◆ **What you have to do**: Print the records again, character for character.
---+---
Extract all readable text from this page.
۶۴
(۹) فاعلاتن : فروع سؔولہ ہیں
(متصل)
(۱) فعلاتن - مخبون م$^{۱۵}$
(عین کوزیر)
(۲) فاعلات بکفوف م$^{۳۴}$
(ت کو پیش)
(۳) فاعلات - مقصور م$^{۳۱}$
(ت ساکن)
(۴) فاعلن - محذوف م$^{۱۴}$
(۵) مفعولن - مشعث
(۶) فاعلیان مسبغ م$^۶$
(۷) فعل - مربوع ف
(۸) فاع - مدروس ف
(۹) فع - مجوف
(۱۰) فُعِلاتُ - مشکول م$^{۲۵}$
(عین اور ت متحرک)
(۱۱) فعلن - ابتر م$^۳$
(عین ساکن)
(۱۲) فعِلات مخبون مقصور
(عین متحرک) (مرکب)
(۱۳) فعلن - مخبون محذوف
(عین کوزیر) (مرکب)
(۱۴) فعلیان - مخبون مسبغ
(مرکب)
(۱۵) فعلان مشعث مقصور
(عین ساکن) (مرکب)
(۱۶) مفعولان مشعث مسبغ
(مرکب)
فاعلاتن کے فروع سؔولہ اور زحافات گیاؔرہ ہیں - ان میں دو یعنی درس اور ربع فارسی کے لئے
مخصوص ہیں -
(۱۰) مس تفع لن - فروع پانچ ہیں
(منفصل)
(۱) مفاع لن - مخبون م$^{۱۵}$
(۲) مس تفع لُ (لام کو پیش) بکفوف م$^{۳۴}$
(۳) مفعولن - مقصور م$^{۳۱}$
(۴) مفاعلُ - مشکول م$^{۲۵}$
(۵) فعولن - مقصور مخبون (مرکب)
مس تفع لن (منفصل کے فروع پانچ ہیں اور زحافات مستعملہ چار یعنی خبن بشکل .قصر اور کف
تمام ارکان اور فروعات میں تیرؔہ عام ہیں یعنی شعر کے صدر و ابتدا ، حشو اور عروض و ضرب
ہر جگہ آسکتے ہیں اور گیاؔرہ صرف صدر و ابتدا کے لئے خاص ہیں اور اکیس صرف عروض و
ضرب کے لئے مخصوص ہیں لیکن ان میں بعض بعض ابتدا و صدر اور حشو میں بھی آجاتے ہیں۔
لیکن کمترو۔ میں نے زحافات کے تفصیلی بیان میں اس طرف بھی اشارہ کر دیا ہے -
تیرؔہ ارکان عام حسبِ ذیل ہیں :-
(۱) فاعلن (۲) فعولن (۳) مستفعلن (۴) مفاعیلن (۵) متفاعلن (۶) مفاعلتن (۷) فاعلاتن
---+---
◆ **Written solution**:
Extract all readable text from this page.
۶۴
(۹) فاعلاتن : فروع سؔولہ ہیں
(متصل)
(۱) فعلاتن - مخبون م$^{۱۵}$
(عین کوزیر)
(۲) فاعلات بکفوف م$^{۳۴}$
(ت کو پیش)
(۳) فاعلات - مقصور م$^{۳۱}$
(ت ساکن)
(۴) فاعلن - محذوف م$^{۱۴}$
(۵) مفعولن - مشعث
(۶) فاعلیان مسبغ م$^۶$
(۷) فعل - مربوع ف
(۸) فاع - مدروس ف
(۹) فع - مجوف
(۱۰) فُعِلاتُ - مشکول م$^{۲۵}$
(عین اور ت متحرک)
(۱۱) فعلن - ابتر م$^۳$
(عین ساکن)
(۱۲) فعِلات مخبون مقصور
(عین متحرک) (مرکب)
(۱۳) فعلن - مخبون محذوف
(عین کوزیر) (مرکب)
(۱۴) فعلیان - مخبون مسبغ
(مرکب)
(۱۵) فعلان مشعث مقصور
(عین ساکن) (مرکب)
(۱۶) مفعولان مشعث مسبغ
(مرکب)
فاعلاتن کے فروع سؔولہ اور زحافات گیاؔرہ ہیں - ان میں دو یعنی درس اور ربع فارسی کے لئے
مخصوص ہیں -
(۱۰) مس تفع لن - فروع پانچ ہیں
(منفصل)
(۱) مفاع لن - مخبون م$^{۱۵}$
(۲) مس تفع لُ (لام کو پیش) بکفوف م$^{۳۴}$
(۳) مفعولن - مقصور م$^{۳۱}$
(۴) مفاعلُ - مشکول م$^{۲۵}$
(۵) فعولن - مقصور مخبون (مرکب)
مس تفع لن (منفصل کے فروع پانچ ہیں اور زحافات مستعملہ چار یعنی خبن بشکل .قصر اور کف
تمام ارکان اور فروعات میں تیرؔہ عام ہیں یعنی شعر کے صدر و ابتدا ، حشو اور عروض و ضرب
ہر جگہ آسکتے ہیں اور گیاؔرہ صرف صدر و ابتدا کے لئے خاص ہیں اور اکیس صرف عروض و
ضرب کے لئے مخصوص ہیں لیکن ان میں بعض بعض ابتدا و صدر اور حشو میں بھی آجاتے ہیں۔
لیکن کمترو۔ میں نے زحافات کے تفصیلی بیان میں اس طرف بھی اشارہ کر دیا ہے -
تیرؔہ ارکان عام حسبِ ذیل ہیں :-
(۱) فاعلن (۲) فعولن (۳) مستفعلن (۴) مفاعیلن (۵) متفاعلن (۶) مفاعلتن (۷) فاعلاتن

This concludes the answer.